** Start of MATERIAL FOR THE TASK **

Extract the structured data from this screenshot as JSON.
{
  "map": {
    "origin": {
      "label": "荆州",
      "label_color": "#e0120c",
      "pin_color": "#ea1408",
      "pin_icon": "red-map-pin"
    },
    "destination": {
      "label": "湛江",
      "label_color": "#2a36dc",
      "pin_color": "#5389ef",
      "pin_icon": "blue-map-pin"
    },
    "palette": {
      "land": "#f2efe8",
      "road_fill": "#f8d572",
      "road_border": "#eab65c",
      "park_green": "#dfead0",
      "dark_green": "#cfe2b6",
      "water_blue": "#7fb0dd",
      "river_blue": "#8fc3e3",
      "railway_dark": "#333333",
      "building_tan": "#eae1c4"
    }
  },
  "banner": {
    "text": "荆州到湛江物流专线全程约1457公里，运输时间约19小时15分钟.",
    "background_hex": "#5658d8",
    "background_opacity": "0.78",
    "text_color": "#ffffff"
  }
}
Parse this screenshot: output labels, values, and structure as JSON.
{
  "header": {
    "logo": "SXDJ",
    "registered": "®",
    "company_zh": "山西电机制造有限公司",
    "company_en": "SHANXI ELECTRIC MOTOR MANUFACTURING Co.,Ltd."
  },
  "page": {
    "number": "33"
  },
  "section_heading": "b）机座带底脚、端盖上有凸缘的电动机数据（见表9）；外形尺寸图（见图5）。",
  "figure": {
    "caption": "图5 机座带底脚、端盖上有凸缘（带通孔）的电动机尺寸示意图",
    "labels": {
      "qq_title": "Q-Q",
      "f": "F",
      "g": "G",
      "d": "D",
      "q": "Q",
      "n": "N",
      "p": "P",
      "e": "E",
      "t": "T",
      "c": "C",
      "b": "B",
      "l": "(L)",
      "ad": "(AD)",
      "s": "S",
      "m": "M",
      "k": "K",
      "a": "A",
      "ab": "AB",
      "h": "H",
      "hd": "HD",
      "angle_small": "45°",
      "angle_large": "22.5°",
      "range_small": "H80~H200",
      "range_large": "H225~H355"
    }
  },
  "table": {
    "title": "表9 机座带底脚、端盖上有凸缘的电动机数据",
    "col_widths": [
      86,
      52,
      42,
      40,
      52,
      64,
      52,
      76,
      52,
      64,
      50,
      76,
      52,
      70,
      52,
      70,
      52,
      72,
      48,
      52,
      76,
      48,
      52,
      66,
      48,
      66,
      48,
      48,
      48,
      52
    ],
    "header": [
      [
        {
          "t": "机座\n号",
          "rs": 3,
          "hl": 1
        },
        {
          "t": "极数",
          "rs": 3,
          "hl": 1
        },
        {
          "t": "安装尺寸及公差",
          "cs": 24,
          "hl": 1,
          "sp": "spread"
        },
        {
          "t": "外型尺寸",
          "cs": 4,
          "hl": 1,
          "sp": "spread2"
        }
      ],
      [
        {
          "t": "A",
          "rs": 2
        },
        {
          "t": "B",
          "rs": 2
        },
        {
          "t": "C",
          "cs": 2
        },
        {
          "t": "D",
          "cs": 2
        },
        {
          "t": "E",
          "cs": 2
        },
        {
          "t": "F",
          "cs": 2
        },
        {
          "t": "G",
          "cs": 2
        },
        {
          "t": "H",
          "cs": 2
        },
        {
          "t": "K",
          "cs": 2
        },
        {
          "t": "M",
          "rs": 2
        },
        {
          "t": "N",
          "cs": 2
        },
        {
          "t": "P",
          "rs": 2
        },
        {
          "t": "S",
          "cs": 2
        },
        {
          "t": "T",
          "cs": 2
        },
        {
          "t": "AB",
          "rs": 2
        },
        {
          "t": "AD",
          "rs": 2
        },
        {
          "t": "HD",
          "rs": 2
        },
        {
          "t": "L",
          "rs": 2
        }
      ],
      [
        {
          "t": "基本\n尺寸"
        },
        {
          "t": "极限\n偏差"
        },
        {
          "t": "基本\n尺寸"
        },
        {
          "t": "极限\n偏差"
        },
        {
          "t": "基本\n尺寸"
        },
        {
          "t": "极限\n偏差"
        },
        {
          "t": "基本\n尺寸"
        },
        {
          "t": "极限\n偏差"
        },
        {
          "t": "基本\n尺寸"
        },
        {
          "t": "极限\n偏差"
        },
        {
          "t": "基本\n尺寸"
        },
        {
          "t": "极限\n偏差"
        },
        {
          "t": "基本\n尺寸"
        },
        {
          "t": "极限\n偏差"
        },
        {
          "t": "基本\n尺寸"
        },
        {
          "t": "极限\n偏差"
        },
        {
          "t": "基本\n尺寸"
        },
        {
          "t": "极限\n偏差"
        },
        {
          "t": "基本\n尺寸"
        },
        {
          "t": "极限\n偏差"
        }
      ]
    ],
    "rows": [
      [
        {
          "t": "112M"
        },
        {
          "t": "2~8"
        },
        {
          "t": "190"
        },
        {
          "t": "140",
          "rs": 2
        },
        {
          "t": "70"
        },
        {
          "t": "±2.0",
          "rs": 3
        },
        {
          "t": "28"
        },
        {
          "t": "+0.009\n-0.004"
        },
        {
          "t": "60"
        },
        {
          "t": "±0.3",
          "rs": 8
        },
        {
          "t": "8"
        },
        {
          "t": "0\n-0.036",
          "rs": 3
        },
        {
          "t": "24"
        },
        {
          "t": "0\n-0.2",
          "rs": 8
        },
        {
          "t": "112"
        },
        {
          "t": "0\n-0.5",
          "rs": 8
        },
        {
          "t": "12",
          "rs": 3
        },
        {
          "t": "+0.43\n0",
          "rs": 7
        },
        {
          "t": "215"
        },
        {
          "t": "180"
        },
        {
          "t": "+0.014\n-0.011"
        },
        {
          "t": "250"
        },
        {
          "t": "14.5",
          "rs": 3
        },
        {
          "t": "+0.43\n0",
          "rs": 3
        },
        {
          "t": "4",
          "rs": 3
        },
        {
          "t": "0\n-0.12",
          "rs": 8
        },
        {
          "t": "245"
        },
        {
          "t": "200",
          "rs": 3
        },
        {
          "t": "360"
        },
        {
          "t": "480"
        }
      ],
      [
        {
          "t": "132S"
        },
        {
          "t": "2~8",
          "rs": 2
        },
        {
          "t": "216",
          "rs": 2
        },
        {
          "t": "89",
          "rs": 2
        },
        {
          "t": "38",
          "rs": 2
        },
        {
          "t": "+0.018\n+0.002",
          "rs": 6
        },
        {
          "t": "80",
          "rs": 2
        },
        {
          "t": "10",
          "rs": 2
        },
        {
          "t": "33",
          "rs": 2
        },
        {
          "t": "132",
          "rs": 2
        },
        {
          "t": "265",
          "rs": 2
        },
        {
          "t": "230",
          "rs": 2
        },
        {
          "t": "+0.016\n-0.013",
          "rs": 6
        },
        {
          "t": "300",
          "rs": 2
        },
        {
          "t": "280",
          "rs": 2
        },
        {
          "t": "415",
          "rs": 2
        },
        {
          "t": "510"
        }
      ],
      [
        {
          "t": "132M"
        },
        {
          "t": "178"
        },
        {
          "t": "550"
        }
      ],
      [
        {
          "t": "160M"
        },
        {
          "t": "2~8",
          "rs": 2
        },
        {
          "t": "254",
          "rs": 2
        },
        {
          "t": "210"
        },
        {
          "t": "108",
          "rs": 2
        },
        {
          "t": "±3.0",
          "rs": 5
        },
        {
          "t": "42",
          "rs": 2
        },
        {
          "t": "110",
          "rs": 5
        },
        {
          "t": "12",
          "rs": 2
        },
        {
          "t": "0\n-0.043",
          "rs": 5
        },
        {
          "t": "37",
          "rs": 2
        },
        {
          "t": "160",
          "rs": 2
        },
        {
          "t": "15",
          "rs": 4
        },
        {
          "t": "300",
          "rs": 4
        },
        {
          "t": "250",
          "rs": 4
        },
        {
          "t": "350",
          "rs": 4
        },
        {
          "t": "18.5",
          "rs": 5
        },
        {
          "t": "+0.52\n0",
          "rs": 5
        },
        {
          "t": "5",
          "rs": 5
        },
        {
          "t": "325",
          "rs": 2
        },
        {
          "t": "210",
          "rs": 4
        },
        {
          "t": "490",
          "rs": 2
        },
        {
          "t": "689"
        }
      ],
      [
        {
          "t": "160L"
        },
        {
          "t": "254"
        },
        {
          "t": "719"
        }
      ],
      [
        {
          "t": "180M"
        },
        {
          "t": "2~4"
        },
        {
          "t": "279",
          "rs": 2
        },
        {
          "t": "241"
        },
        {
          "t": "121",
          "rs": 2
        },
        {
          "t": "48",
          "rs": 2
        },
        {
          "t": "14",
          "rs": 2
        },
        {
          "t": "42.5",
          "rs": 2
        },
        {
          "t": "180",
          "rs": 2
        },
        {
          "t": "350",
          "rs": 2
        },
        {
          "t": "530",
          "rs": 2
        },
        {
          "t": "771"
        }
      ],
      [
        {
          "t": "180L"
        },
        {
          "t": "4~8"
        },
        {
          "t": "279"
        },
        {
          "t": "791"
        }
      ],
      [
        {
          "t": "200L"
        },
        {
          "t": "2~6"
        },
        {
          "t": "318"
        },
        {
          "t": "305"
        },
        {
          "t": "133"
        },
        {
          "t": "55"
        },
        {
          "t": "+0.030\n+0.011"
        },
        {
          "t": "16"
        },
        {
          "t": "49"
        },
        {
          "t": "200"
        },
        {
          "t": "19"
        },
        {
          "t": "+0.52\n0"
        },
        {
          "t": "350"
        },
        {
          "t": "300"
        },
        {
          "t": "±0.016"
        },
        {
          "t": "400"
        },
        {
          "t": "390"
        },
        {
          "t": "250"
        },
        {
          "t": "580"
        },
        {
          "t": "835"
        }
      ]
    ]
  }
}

** End of MATERIAL FOR THE TASK **

Reply with nothing but a number: how many lines of the entries above contain the string "端盖上有凸缘的电动机数据"?

**OUTPUT BELOW**
2